WRITTEN PROBLEM: Skip the pictures. Copy all the rest of the records down exactly.

<<<<

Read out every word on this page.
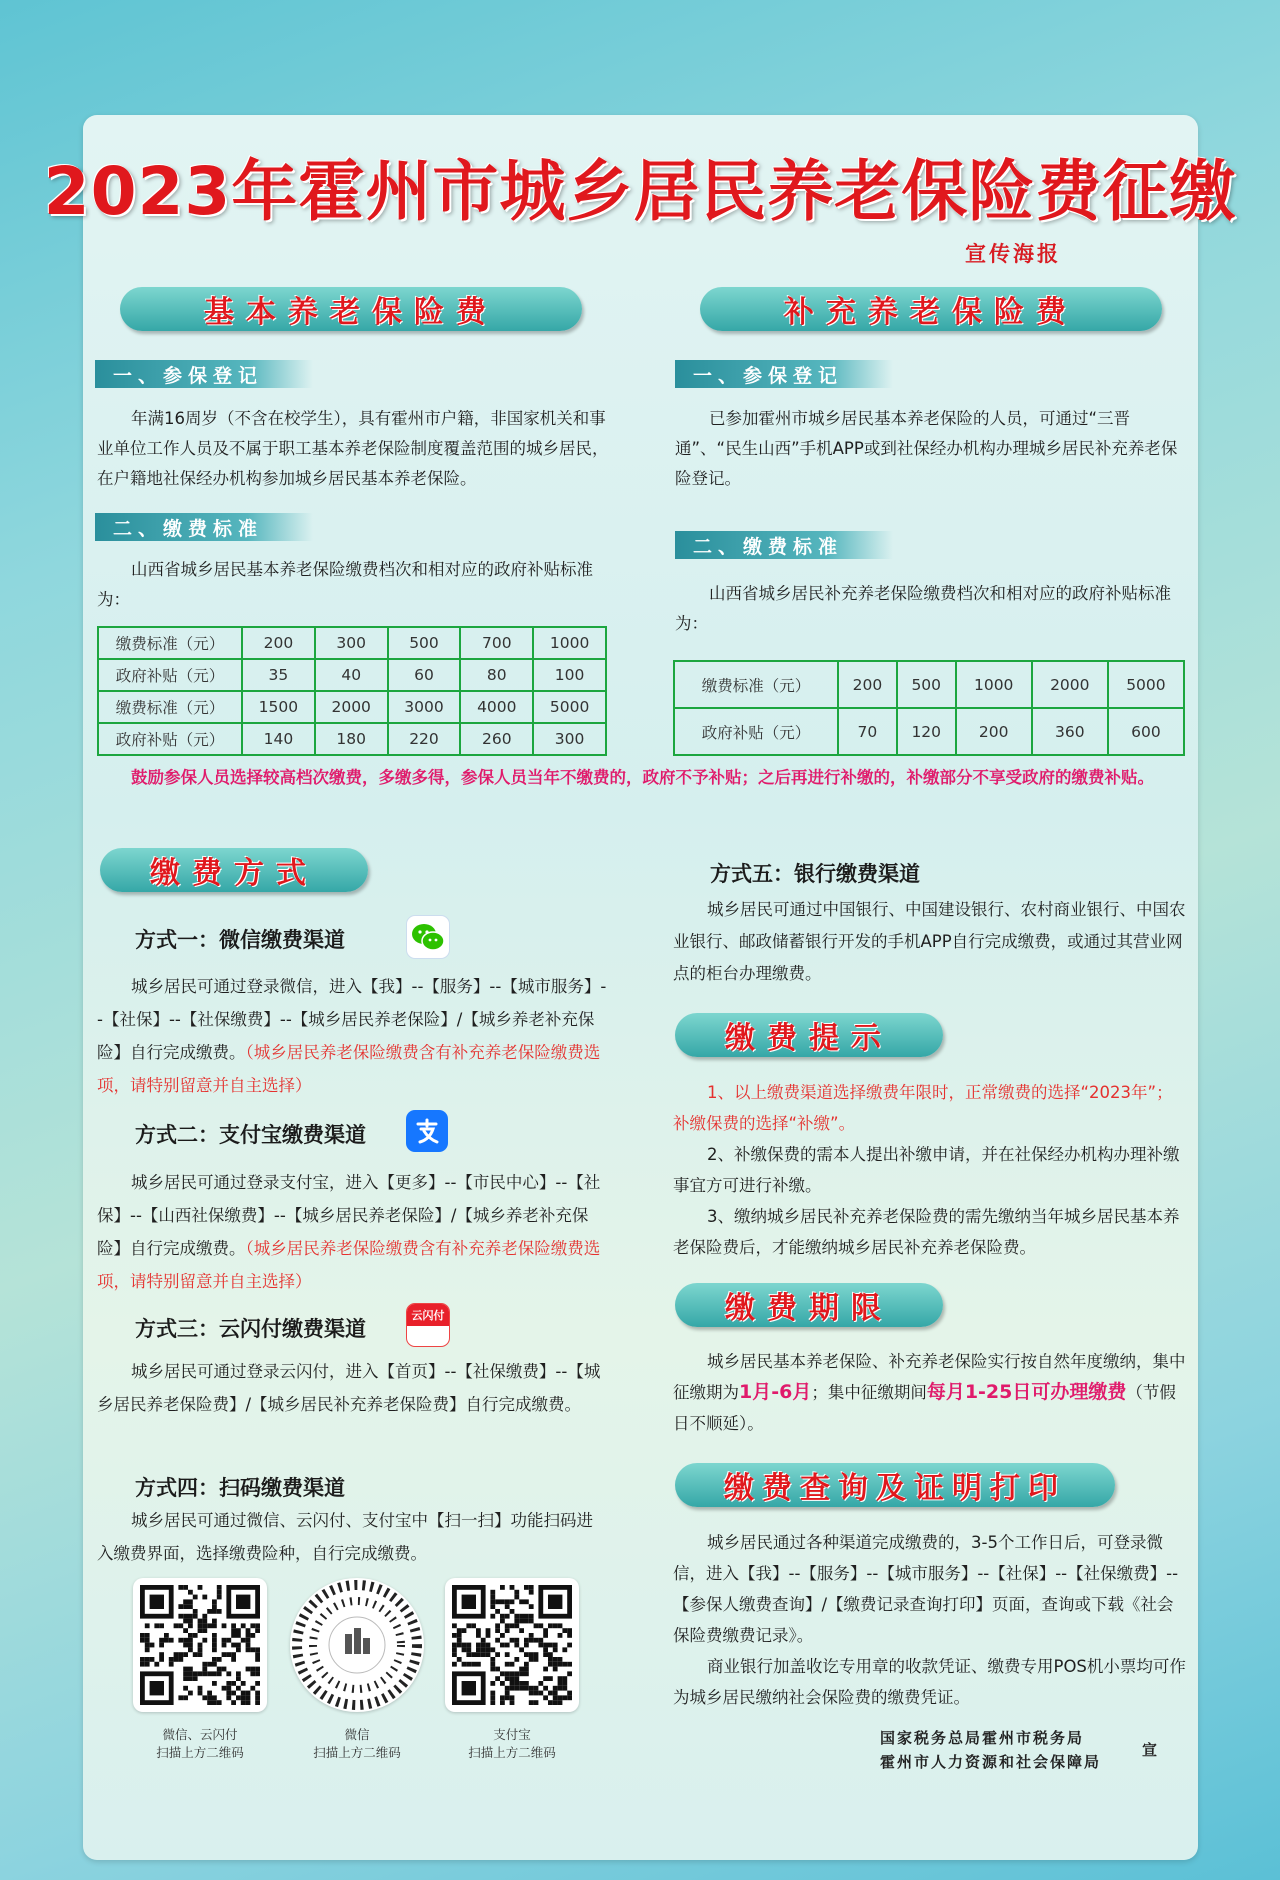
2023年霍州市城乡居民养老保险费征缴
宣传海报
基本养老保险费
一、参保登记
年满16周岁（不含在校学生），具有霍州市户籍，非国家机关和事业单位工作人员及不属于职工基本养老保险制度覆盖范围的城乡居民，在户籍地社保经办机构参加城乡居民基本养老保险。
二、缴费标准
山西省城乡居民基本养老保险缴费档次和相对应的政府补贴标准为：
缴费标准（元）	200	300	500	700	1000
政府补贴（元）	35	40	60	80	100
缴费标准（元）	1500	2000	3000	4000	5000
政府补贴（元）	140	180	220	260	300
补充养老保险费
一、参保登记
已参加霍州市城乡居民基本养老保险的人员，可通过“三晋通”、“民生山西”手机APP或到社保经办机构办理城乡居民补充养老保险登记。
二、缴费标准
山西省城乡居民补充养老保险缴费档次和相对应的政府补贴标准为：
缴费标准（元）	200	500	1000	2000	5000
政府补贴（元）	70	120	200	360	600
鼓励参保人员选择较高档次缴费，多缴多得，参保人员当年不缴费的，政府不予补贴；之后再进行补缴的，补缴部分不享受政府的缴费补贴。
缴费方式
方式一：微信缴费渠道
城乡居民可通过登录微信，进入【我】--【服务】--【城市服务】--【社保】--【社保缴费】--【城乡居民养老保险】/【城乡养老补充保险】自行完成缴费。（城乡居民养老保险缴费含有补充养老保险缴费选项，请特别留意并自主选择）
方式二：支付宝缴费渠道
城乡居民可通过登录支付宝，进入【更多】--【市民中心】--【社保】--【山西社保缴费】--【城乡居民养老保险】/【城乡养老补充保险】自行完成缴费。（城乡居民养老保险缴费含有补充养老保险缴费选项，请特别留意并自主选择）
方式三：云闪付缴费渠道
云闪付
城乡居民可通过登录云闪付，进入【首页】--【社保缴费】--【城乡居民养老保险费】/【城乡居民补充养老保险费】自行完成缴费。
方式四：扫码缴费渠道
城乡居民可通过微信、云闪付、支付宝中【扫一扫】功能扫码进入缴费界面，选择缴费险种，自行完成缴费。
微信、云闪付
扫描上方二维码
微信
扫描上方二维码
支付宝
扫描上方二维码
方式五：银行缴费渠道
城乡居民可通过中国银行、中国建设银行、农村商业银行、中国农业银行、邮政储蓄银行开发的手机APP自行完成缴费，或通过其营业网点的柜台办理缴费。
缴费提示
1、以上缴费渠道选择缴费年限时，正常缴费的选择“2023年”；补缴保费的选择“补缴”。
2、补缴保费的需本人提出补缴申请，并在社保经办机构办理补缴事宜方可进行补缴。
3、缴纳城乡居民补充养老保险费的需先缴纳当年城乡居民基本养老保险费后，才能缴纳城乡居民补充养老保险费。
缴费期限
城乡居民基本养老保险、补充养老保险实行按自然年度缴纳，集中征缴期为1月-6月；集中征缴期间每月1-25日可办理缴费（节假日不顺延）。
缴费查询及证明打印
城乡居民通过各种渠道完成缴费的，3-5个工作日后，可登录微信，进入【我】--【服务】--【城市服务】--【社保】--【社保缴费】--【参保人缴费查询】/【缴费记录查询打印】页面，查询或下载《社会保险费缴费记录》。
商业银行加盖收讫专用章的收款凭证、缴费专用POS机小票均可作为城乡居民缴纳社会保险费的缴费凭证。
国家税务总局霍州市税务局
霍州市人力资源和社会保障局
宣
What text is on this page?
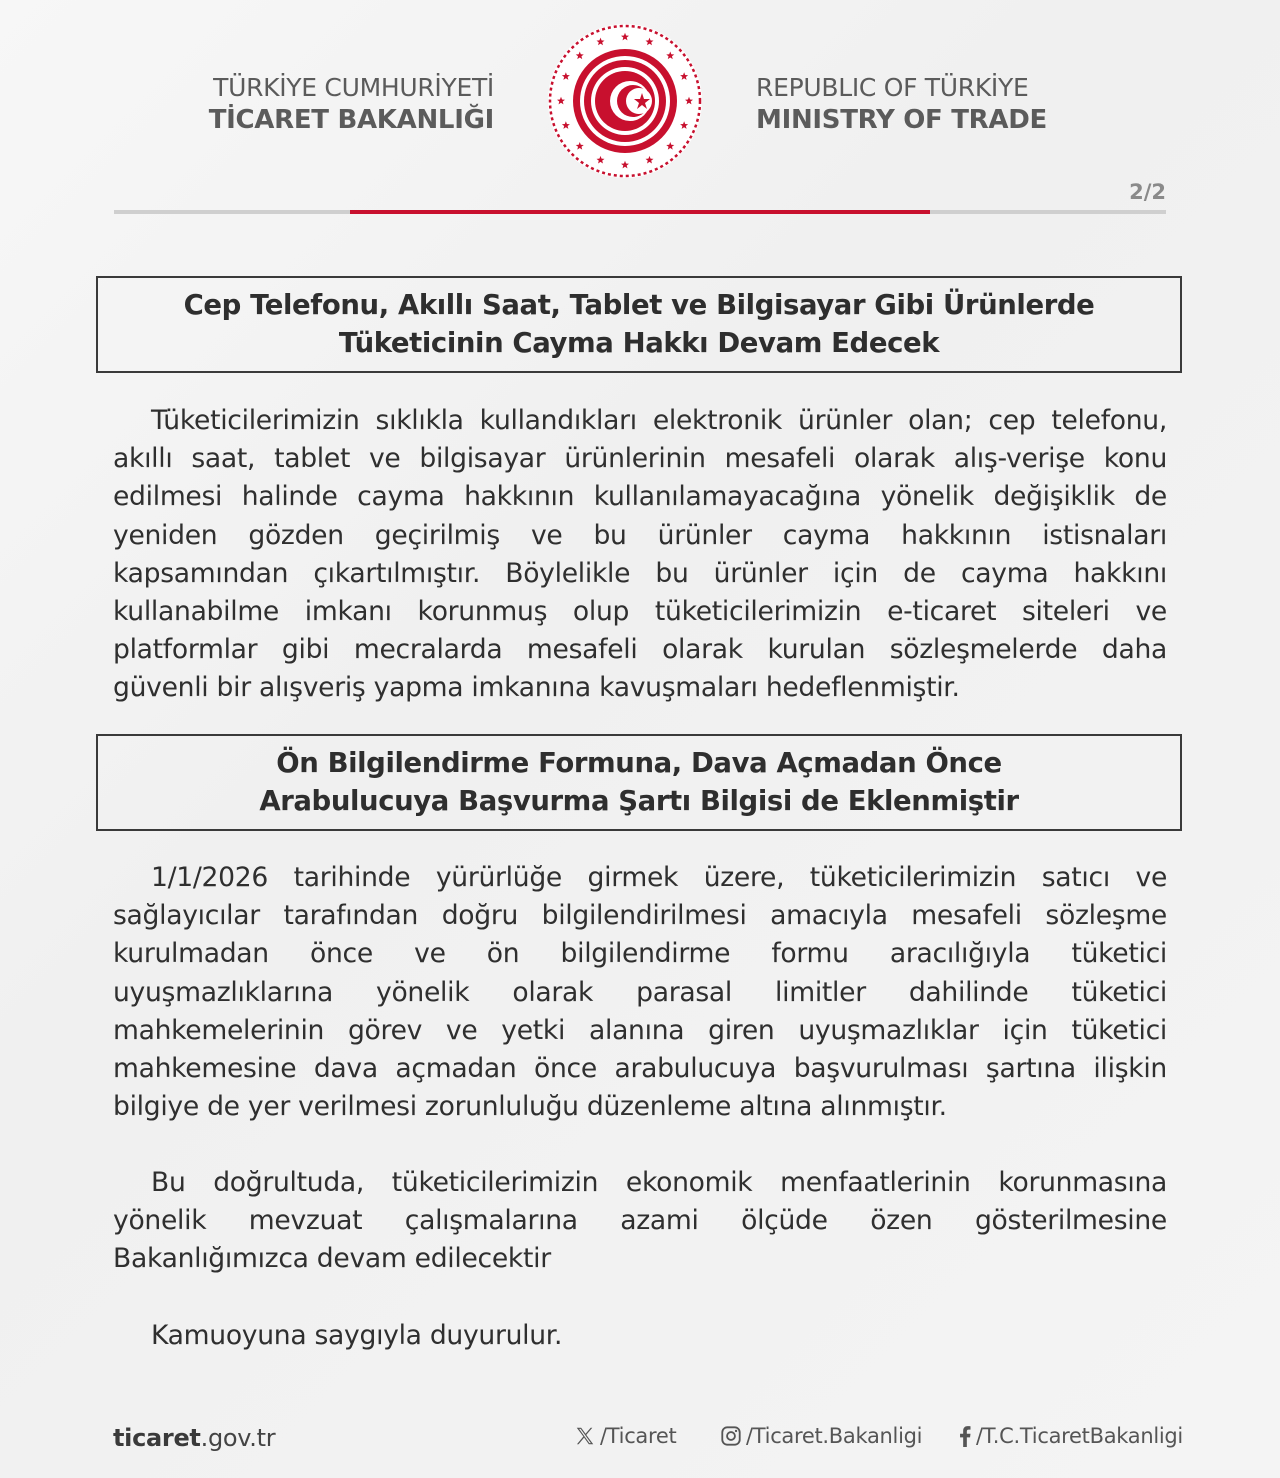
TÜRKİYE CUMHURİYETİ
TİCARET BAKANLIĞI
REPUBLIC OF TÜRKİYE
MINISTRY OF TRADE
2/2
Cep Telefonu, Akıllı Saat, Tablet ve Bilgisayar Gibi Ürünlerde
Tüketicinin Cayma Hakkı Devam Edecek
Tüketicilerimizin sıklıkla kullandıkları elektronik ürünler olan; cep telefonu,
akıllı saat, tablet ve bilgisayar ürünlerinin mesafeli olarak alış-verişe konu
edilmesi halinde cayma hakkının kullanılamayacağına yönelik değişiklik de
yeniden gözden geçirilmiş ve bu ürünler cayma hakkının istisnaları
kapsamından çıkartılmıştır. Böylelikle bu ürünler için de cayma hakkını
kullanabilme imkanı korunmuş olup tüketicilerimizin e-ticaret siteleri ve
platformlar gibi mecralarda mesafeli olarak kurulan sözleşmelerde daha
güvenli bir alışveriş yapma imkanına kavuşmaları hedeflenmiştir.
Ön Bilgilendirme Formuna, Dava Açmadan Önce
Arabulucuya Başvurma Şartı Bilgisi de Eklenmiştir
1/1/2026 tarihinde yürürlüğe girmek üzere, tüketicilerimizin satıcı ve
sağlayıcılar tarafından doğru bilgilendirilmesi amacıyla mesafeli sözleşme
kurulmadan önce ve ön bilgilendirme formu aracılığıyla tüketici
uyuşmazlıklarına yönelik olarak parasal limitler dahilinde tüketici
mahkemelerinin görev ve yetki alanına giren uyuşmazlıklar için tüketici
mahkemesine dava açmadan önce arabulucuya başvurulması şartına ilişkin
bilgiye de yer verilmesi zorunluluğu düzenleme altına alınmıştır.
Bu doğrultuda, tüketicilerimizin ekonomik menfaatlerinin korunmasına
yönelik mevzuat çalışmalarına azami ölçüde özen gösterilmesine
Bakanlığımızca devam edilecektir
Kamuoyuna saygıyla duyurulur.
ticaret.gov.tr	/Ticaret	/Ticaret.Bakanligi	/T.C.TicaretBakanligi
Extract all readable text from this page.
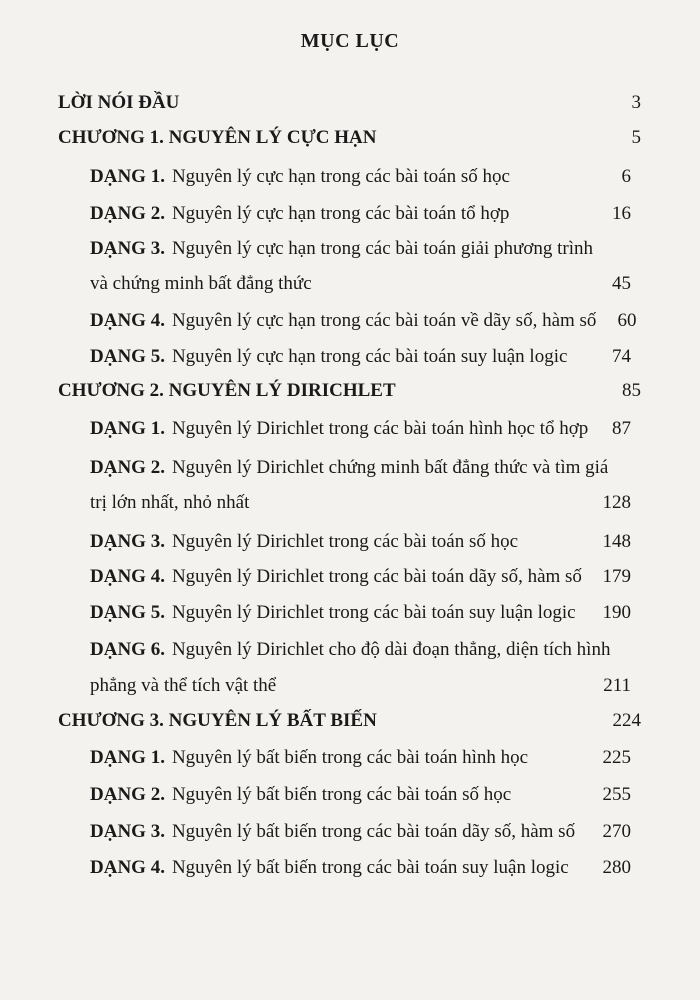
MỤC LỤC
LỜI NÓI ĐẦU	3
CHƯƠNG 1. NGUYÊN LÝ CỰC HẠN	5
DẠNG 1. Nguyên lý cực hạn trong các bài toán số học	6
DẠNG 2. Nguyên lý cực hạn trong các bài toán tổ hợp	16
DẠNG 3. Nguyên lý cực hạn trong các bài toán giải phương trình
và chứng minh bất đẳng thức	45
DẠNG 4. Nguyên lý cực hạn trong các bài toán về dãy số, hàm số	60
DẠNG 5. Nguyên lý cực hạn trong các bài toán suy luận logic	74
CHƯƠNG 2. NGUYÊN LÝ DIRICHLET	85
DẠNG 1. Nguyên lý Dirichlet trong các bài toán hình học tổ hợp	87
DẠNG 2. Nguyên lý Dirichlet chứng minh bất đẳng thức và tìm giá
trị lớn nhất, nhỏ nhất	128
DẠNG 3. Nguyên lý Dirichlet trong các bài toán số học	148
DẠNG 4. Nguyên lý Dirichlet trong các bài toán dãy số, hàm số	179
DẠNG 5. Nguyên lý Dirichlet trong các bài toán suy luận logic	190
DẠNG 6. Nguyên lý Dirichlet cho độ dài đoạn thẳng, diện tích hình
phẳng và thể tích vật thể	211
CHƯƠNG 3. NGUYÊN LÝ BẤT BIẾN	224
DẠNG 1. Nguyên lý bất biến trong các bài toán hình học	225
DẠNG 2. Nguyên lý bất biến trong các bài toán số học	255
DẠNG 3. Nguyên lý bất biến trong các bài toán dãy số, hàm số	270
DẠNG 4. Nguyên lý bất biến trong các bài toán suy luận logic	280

>>>>

SOLUTION TO THIS PROBLEM:
Read out every word on this page.
2023年霍州市城乡居民养老保险费征缴
宣传海报
基本养老保险费
一、参保登记
年满16周岁（不含在校学生），具有霍州市户籍，非国家机关和事业单位工作人员及不属于职工基本养老保险制度覆盖范围的城乡居民，在户籍地社保经办机构参加城乡居民基本养老保险。
二、缴费标准
山西省城乡居民基本养老保险缴费档次和相对应的政府补贴标准为：
缴费标准（元）	200	300	500	700	1000
政府补贴（元）	35	40	60	80	100
缴费标准（元）	1500	2000	3000	4000	5000
政府补贴（元）	140	180	220	260	300
补充养老保险费
一、参保登记
已参加霍州市城乡居民基本养老保险的人员，可通过“三晋通”、“民生山西”手机APP或到社保经办机构办理城乡居民补充养老保险登记。
二、缴费标准
山西省城乡居民补充养老保险缴费档次和相对应的政府补贴标准为：
缴费标准（元）	200	500	1000	2000	5000
政府补贴（元）	70	120	200	360	600
鼓励参保人员选择较高档次缴费，多缴多得，参保人员当年不缴费的，政府不予补贴；之后再进行补缴的，补缴部分不享受政府的缴费补贴。
缴费方式
方式一：微信缴费渠道
城乡居民可通过登录微信，进入【我】--【服务】--【城市服务】--【社保】--【社保缴费】--【城乡居民养老保险】/【城乡养老补充保险】自行完成缴费。（城乡居民养老保险缴费含有补充养老保险缴费选项，请特别留意并自主选择）
方式二：支付宝缴费渠道
城乡居民可通过登录支付宝，进入【更多】--【市民中心】--【社保】--【山西社保缴费】--【城乡居民养老保险】/【城乡养老补充保险】自行完成缴费。（城乡居民养老保险缴费含有补充养老保险缴费选项，请特别留意并自主选择）
方式三：云闪付缴费渠道
云闪付
城乡居民可通过登录云闪付，进入【首页】--【社保缴费】--【城乡居民养老保险费】/【城乡居民补充养老保险费】自行完成缴费。
方式四：扫码缴费渠道
城乡居民可通过微信、云闪付、支付宝中【扫一扫】功能扫码进入缴费界面，选择缴费险种，自行完成缴费。
微信、云闪付
扫描上方二维码
微信
扫描上方二维码
支付宝
扫描上方二维码
方式五：银行缴费渠道
城乡居民可通过中国银行、中国建设银行、农村商业银行、中国农业银行、邮政储蓄银行开发的手机APP自行完成缴费，或通过其营业网点的柜台办理缴费。
缴费提示
1、以上缴费渠道选择缴费年限时，正常缴费的选择“2023年”；补缴保费的选择“补缴”。
2、补缴保费的需本人提出补缴申请，并在社保经办机构办理补缴事宜方可进行补缴。
3、缴纳城乡居民补充养老保险费的需先缴纳当年城乡居民基本养老保险费后，才能缴纳城乡居民补充养老保险费。
缴费期限
城乡居民基本养老保险、补充养老保险实行按自然年度缴纳，集中征缴期为1月-6月；集中征缴期间每月1-25日可办理缴费（节假日不顺延）。
缴费查询及证明打印
城乡居民通过各种渠道完成缴费的，3-5个工作日后，可登录微信，进入【我】--【服务】--【城市服务】--【社保】--【社保缴费】--【参保人缴费查询】/【缴费记录查询打印】页面，查询或下载《社会保险费缴费记录》。
商业银行加盖收讫专用章的收款凭证、缴费专用POS机小票均可作为城乡居民缴纳社会保险费的缴费凭证。
国家税务总局霍州市税务局
霍州市人力资源和社会保障局
宣
What text is on this page?
TÜRKİYE CUMHURİYETİ
TİCARET BAKANLIĞI
REPUBLIC OF TÜRKİYE
MINISTRY OF TRADE
2/2
Cep Telefonu, Akıllı Saat, Tablet ve Bilgisayar Gibi Ürünlerde
Tüketicinin Cayma Hakkı Devam Edecek
Tüketicilerimizin sıklıkla kullandıkları elektronik ürünler olan; cep telefonu,
akıllı saat, tablet ve bilgisayar ürünlerinin mesafeli olarak alış-verişe konu
edilmesi halinde cayma hakkının kullanılamayacağına yönelik değişiklik de
yeniden gözden geçirilmiş ve bu ürünler cayma hakkının istisnaları
kapsamından çıkartılmıştır. Böylelikle bu ürünler için de cayma hakkını
kullanabilme imkanı korunmuş olup tüketicilerimizin e-ticaret siteleri ve
platformlar gibi mecralarda mesafeli olarak kurulan sözleşmelerde daha
güvenli bir alışveriş yapma imkanına kavuşmaları hedeflenmiştir.
Ön Bilgilendirme Formuna, Dava Açmadan Önce
Arabulucuya Başvurma Şartı Bilgisi de Eklenmiştir
1/1/2026 tarihinde yürürlüğe girmek üzere, tüketicilerimizin satıcı ve
sağlayıcılar tarafından doğru bilgilendirilmesi amacıyla mesafeli sözleşme
kurulmadan önce ve ön bilgilendirme formu aracılığıyla tüketici
uyuşmazlıklarına yönelik olarak parasal limitler dahilinde tüketici
mahkemelerinin görev ve yetki alanına giren uyuşmazlıklar için tüketici
mahkemesine dava açmadan önce arabulucuya başvurulması şartına ilişkin
bilgiye de yer verilmesi zorunluluğu düzenleme altına alınmıştır.
Bu doğrultuda, tüketicilerimizin ekonomik menfaatlerinin korunmasına
yönelik mevzuat çalışmalarına azami ölçüde özen gösterilmesine
Bakanlığımızca devam edilecektir
Kamuoyuna saygıyla duyurulur.
ticaret.gov.tr	/Ticaret	/Ticaret.Bakanligi	/T.C.TicaretBakanligi
Extract all readable text from this page.
MỤC LỤC
LỜI NÓI ĐẦU	3
CHƯƠNG 1. NGUYÊN LÝ CỰC HẠN	5
DẠNG 1. Nguyên lý cực hạn trong các bài toán số học	6
DẠNG 2. Nguyên lý cực hạn trong các bài toán tổ hợp	16
DẠNG 3. Nguyên lý cực hạn trong các bài toán giải phương trình
và chứng minh bất đẳng thức	45
DẠNG 4. Nguyên lý cực hạn trong các bài toán về dãy số, hàm số	60
DẠNG 5. Nguyên lý cực hạn trong các bài toán suy luận logic	74
CHƯƠNG 2. NGUYÊN LÝ DIRICHLET	85
DẠNG 1. Nguyên lý Dirichlet trong các bài toán hình học tổ hợp	87
DẠNG 2. Nguyên lý Dirichlet chứng minh bất đẳng thức và tìm giá
trị lớn nhất, nhỏ nhất	128
DẠNG 3. Nguyên lý Dirichlet trong các bài toán số học	148
DẠNG 4. Nguyên lý Dirichlet trong các bài toán dãy số, hàm số	179
DẠNG 5. Nguyên lý Dirichlet trong các bài toán suy luận logic	190
DẠNG 6. Nguyên lý Dirichlet cho độ dài đoạn thẳng, diện tích hình
phẳng và thể tích vật thể	211
CHƯƠNG 3. NGUYÊN LÝ BẤT BIẾN	224
DẠNG 1. Nguyên lý bất biến trong các bài toán hình học	225
DẠNG 2. Nguyên lý bất biến trong các bài toán số học	255
DẠNG 3. Nguyên lý bất biến trong các bài toán dãy số, hàm số	270
DẠNG 4. Nguyên lý bất biến trong các bài toán suy luận logic	280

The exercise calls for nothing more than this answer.